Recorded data
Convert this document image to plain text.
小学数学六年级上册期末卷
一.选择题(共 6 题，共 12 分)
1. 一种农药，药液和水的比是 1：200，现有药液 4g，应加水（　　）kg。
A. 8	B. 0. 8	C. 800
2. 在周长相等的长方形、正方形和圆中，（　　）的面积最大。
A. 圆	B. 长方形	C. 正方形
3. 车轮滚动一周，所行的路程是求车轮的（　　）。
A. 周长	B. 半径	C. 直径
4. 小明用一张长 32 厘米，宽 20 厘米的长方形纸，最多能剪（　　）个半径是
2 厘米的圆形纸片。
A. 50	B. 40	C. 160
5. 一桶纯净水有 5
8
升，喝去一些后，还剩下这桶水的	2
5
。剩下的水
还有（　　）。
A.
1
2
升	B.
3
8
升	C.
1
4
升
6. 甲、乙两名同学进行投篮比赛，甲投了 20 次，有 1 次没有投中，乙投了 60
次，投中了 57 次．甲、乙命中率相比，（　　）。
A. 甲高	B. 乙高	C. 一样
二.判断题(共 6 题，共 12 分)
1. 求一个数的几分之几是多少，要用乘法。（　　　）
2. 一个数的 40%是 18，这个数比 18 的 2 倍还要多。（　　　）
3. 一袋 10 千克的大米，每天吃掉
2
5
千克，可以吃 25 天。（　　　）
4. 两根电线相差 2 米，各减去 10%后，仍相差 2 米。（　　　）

Exercise instructions: Emit the records above again, exactly, with no line skipped.

Full output:
Convert this document image to plain text.
小学数学六年级上册期末卷
一.选择题(共 6 题，共 12 分)
1. 一种农药，药液和水的比是 1：200，现有药液 4g，应加水（　　）kg。
A. 8	B. 0. 8	C. 800
2. 在周长相等的长方形、正方形和圆中，（　　）的面积最大。
A. 圆	B. 长方形	C. 正方形
3. 车轮滚动一周，所行的路程是求车轮的（　　）。
A. 周长	B. 半径	C. 直径
4. 小明用一张长 32 厘米，宽 20 厘米的长方形纸，最多能剪（　　）个半径是
2 厘米的圆形纸片。
A. 50	B. 40	C. 160
5. 一桶纯净水有 5
8
升，喝去一些后，还剩下这桶水的	2
5
。剩下的水
还有（　　）。
A.
1
2
升	B.
3
8
升	C.
1
4
升
6. 甲、乙两名同学进行投篮比赛，甲投了 20 次，有 1 次没有投中，乙投了 60
次，投中了 57 次．甲、乙命中率相比，（　　）。
A. 甲高	B. 乙高	C. 一样
二.判断题(共 6 题，共 12 分)
1. 求一个数的几分之几是多少，要用乘法。（　　　）
2. 一个数的 40%是 18，这个数比 18 的 2 倍还要多。（　　　）
3. 一袋 10 千克的大米，每天吃掉
2
5
千克，可以吃 25 天。（　　　）
4. 两根电线相差 2 米，各减去 10%后，仍相差 2 米。（　　　）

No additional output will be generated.